Exercise requirements: Output the lines of the records below without any changes, starting at the beginning of the records and ending at the line that contains "legend-label: 22/10/02 bbox=[69, 648, 148, 673]".

Entries from a dataset:
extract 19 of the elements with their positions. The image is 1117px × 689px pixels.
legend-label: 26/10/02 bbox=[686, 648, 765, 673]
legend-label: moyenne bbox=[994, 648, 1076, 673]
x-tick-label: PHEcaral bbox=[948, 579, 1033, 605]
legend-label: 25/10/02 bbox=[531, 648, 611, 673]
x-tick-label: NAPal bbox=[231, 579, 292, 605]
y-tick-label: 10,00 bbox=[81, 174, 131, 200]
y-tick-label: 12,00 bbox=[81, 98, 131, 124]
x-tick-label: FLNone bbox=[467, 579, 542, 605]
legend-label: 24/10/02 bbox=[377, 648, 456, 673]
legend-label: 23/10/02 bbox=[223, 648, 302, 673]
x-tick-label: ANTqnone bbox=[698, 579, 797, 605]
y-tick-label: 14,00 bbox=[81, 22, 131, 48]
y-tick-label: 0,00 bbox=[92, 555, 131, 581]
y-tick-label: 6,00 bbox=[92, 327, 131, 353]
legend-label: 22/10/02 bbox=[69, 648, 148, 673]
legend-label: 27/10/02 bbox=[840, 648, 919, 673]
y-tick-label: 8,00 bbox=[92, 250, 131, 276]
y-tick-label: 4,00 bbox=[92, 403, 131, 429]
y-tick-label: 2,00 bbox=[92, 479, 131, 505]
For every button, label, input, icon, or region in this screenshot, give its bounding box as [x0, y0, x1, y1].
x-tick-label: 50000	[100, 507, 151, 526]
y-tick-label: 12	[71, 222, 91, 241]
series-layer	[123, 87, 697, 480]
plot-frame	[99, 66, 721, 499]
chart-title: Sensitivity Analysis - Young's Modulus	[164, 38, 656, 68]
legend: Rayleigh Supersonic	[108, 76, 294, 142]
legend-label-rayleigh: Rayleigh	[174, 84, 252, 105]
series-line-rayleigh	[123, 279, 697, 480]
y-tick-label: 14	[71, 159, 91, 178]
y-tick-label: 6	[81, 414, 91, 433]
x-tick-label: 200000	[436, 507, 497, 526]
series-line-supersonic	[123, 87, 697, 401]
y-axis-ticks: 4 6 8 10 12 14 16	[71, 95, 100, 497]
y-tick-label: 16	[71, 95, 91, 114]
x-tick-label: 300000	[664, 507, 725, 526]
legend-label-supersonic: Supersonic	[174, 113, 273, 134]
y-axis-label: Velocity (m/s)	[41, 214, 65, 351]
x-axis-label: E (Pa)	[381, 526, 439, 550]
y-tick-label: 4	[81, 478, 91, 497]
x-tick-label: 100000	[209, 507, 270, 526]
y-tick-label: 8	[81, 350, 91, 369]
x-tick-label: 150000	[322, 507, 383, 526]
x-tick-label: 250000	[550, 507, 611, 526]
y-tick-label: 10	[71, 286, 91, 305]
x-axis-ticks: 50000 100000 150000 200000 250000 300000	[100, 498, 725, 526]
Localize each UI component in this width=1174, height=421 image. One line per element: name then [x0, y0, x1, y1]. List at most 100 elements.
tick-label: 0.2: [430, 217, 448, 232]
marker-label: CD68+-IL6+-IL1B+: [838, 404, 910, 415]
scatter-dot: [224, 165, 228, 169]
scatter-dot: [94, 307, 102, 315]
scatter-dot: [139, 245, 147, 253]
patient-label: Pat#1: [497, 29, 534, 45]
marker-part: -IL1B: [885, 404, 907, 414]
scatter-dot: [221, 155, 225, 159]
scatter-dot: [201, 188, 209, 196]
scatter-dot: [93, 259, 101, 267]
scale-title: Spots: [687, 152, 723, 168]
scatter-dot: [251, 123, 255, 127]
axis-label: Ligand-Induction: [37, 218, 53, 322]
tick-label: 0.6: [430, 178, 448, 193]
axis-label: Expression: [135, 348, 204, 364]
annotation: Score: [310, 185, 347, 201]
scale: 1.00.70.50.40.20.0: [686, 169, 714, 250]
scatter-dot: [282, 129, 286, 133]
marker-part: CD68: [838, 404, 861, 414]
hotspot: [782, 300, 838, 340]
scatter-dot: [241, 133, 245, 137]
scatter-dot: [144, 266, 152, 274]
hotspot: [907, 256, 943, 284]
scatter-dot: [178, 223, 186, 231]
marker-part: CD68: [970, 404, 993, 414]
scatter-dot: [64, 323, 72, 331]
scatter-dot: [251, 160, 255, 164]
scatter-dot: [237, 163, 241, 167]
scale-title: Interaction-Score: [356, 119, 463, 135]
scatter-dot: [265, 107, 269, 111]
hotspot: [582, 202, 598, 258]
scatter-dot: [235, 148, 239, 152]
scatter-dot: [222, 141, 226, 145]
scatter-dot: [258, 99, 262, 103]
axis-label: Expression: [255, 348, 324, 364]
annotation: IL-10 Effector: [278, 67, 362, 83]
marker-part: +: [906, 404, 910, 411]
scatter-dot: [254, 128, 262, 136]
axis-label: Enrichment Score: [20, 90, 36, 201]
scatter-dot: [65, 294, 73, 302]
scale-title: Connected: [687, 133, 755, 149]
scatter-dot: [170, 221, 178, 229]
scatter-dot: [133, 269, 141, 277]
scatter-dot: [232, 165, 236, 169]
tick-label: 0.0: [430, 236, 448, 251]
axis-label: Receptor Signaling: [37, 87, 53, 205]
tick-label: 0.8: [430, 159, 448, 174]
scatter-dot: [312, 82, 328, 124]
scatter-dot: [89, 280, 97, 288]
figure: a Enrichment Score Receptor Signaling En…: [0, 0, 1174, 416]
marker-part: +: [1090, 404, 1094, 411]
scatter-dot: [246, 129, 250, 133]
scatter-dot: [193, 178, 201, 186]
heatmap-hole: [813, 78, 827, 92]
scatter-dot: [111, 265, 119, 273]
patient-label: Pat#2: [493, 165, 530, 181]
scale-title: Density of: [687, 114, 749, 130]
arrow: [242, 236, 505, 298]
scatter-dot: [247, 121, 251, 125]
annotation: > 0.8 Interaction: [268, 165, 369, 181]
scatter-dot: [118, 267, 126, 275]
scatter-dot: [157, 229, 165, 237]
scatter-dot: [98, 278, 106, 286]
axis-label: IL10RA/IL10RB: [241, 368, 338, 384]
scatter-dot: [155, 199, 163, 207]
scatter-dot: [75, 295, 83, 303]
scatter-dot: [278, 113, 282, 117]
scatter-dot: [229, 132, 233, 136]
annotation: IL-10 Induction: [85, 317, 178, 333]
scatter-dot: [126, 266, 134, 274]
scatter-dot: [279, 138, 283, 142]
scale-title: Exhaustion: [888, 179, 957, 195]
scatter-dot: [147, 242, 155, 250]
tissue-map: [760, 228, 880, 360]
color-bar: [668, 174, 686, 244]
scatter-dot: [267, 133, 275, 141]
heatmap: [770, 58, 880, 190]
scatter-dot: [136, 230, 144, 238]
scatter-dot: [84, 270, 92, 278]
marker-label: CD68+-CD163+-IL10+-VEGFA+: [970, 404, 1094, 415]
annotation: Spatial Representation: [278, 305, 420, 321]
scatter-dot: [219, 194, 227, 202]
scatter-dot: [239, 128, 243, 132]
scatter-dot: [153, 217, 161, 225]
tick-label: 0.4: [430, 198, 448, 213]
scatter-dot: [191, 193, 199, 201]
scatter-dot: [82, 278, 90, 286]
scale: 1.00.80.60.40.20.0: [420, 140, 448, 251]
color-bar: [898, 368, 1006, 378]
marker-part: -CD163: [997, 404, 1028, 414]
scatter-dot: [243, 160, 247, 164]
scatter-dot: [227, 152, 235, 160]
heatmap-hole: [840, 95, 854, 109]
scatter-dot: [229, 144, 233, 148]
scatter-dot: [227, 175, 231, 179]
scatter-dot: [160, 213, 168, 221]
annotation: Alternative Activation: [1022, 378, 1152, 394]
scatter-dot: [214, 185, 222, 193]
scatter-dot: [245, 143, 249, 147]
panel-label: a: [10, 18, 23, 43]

Exercise answer:
extract 19 of the elements with their positions. The image is 1117px × 689px pixels.
legend-label: 26/10/02 bbox=[686, 648, 765, 673]
legend-label: moyenne bbox=[994, 648, 1076, 673]
x-tick-label: PHEcaral bbox=[948, 579, 1033, 605]
legend-label: 25/10/02 bbox=[531, 648, 611, 673]
x-tick-label: NAPal bbox=[231, 579, 292, 605]
y-tick-label: 10,00 bbox=[81, 174, 131, 200]
y-tick-label: 12,00 bbox=[81, 98, 131, 124]
x-tick-label: FLNone bbox=[467, 579, 542, 605]
legend-label: 24/10/02 bbox=[377, 648, 456, 673]
legend-label: 23/10/02 bbox=[223, 648, 302, 673]
x-tick-label: ANTqnone bbox=[698, 579, 797, 605]
y-tick-label: 14,00 bbox=[81, 22, 131, 48]
y-tick-label: 0,00 bbox=[92, 555, 131, 581]
y-tick-label: 6,00 bbox=[92, 327, 131, 353]
legend-label: 22/10/02 bbox=[69, 648, 148, 673]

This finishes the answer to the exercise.